Instructions to follow: Reproduce word for word the stretch of the text on online trolls from "2) Mindless: Mindless" through "harm in responding.".

Before we begin, it's worth noting that the term "troll" is one of the most frequently cited insults in the online environment. It is often used to brand, silence or scapegoat a member with a dissenting or unpopular opinion. The purpose of this article is to assist those in online communities in determining what a true troll is and what actions can be taken to prevent their creation, welcome, and ability to inflict any harm.

In our experience with online communities, there are four types of trolls...
1) Mischievous: Such trolls have a humorous intent. Often, they are a "regular" who has temporarily adopted a new identity in order to play a good-natured prank. They are not abusive to members and rarely create trouble within a community. Generally there is no harm in responding to them. Some members may find mischievous trolls to be annoying, particularly if their presence leads to lengthy threads that distract the community from its true intent; other members inevitably find that the troll's humor and light-hearted antics provide the community with an opportunity to laugh together, thereby enhancing and strengthening community bonds.

2) Mindless: Mindless trolls have a tendency to post lengthy stories of questionable belief thus promoting good facial tone in members due to excessive eye-rolling. They are generally harmless. On rare occasion, the ficticious posts of a mindless troll may lead to insightful debate and discussion. Aside from encouraging them, there is generally no harm in responding.

3) Malicious: A malicious troll arrives with the intent of being blatantly abusive to the group and/or specific individuals within the group. One of their characteristics is that within a very short time of gaining access they begin targeting and harassing members using both low-end and high-end tactics. In some cases, the troll has a prior history with the group or someone within the group. In other scenarios, the troll is simply looking for a fresh meat market.

4.) Destructive: Around 1999 a new form of troll began to appear on the net in mail groups and online communities. The primary purpose of this type of troll is to completely destroy the group it has infiltrated. Destructive trolls may work on their own, or possibly in teams or gangs.
Trolls have two ways of gaining access to a community: from the outside or from the inside. Outside trolls are newbies or visitors who are new to the community, or only sporadic visitors and guests. They are less likely to target specific members and will be content with "hooking" anyone. Inside trolls are comprised of mischevious, bored, disgruntled, angry, scapegoated or wounded regulars who may have turned to trolling as a result of actions that occurred within the community. They frequently have a bone to pick with a specific member or a select group of members.

Unmoderated or poorly moderated environments are not only more susceptible to malicious or damaging trolls, they are also more likely to create the conditions that invite them. This is because the members themselves have very little in the way of actual power. With few other options at their disposal they will often resort to intimidation tactics and personal attack with the hope of verbally overpowering the offender. If the offender is a true troll, this will only reinforce the troll's sense of purpose, inflames his/her ire, and let him or her know who the willing targets are. Informal community leaders, those who are empathic to others or those sensitive to the slights of injustice are more likely to step forward in cases of troll attack and thus, become their target.




Roles of Community Members:

It is the bonds of familiarity that establish relationships. It is the complex network of relationships that build community. Wherever a group of people are gathered on the net with a shared history of established interaction, therein, you'll find community. Regardless of the platform or purpose, you'll find most of the same basic social roles being played out by members of online communities all around the net...

Newbies are newcomers who may require assistance in learning the ropes. They regularly rejuventate community life by offering fresh perspectives and renewing the interest of the regulars.

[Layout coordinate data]
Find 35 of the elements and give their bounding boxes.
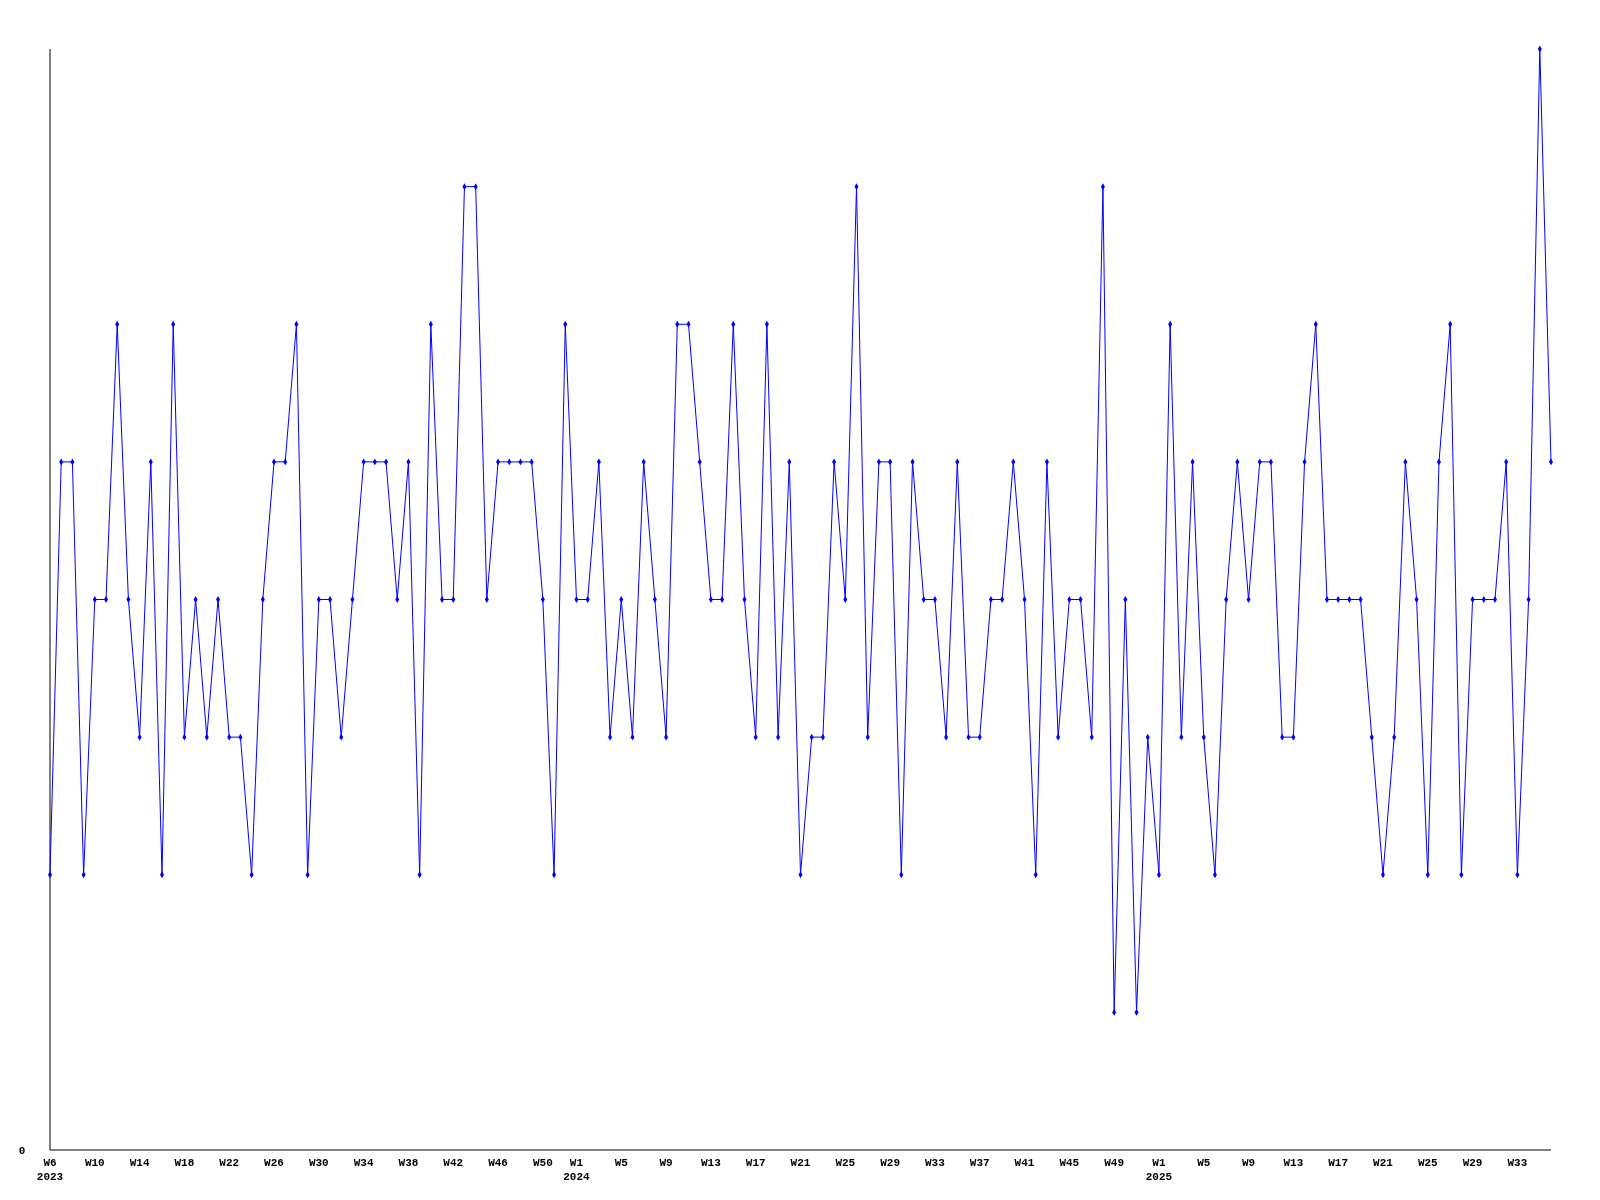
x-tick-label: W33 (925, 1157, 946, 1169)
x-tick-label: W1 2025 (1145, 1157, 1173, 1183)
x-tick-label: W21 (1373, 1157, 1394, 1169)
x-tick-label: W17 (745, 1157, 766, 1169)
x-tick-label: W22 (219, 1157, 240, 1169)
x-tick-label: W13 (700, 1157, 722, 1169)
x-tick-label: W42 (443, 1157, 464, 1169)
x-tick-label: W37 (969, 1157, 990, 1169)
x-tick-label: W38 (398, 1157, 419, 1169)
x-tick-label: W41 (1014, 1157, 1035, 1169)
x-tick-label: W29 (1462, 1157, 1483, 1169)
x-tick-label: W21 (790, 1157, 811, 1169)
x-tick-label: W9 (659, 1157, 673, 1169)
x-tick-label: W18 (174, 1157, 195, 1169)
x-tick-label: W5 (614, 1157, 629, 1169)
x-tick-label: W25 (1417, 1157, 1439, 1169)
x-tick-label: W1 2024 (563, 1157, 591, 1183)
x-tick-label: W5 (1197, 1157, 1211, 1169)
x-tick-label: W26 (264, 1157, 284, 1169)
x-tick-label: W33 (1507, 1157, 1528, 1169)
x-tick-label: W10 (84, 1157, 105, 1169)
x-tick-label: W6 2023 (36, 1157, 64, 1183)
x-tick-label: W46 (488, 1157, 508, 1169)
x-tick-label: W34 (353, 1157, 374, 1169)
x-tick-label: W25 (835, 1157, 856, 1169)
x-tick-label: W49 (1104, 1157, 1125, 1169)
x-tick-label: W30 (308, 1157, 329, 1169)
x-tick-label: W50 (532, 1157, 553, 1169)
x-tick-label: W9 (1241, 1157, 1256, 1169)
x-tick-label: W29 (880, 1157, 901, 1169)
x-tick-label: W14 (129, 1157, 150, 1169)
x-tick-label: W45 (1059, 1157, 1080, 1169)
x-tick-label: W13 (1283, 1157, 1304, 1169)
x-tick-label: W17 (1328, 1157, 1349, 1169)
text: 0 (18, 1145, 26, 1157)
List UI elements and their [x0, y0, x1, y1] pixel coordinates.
* * *
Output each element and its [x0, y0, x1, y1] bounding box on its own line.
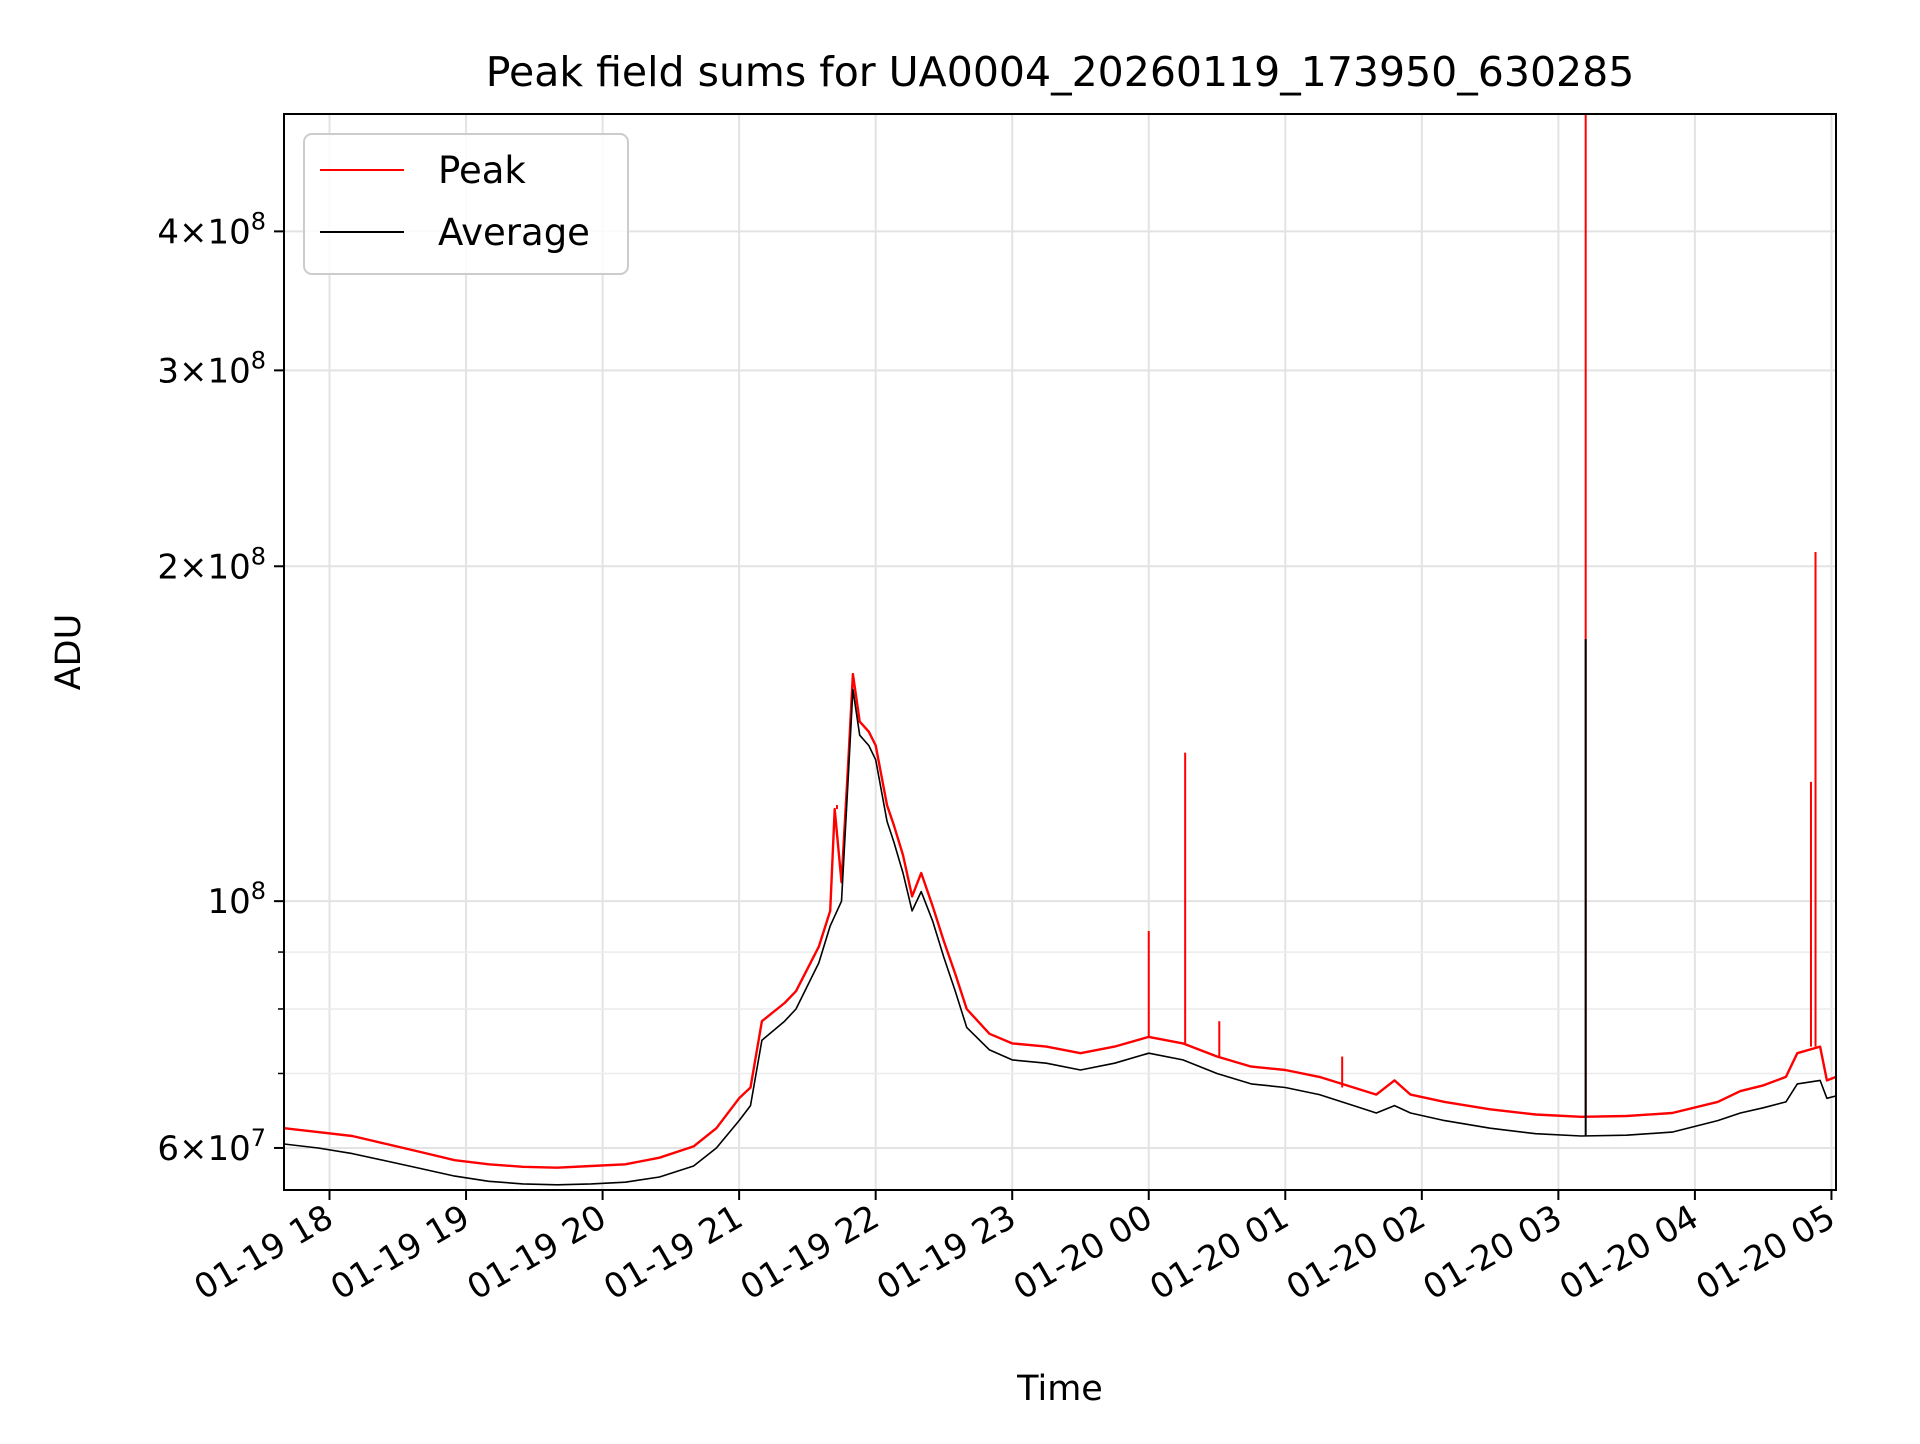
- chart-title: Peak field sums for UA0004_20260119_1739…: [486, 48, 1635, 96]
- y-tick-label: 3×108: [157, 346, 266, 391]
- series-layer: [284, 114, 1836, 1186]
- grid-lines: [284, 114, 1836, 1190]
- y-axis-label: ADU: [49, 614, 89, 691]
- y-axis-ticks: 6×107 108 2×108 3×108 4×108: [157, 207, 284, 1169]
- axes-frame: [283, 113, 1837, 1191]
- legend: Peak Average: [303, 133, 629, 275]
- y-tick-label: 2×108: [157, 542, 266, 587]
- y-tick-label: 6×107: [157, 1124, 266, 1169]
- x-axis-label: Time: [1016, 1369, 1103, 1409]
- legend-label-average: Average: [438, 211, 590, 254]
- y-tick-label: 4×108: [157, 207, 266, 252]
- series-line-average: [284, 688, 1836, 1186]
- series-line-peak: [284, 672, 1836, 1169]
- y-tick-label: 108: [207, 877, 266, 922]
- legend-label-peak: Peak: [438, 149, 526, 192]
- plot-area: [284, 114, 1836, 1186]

Completed exercise:
2) Mindless: Mindless trolls have a tendency to post lengthy stories of questionable belief thus promoting good facial tone in members due to excessive eye-rolling. They are generally harmless. On rare occasion, the ficticious posts of a mindless troll may lead to insightful debate and discussion. Aside from encouraging them, there is generally no harm in responding.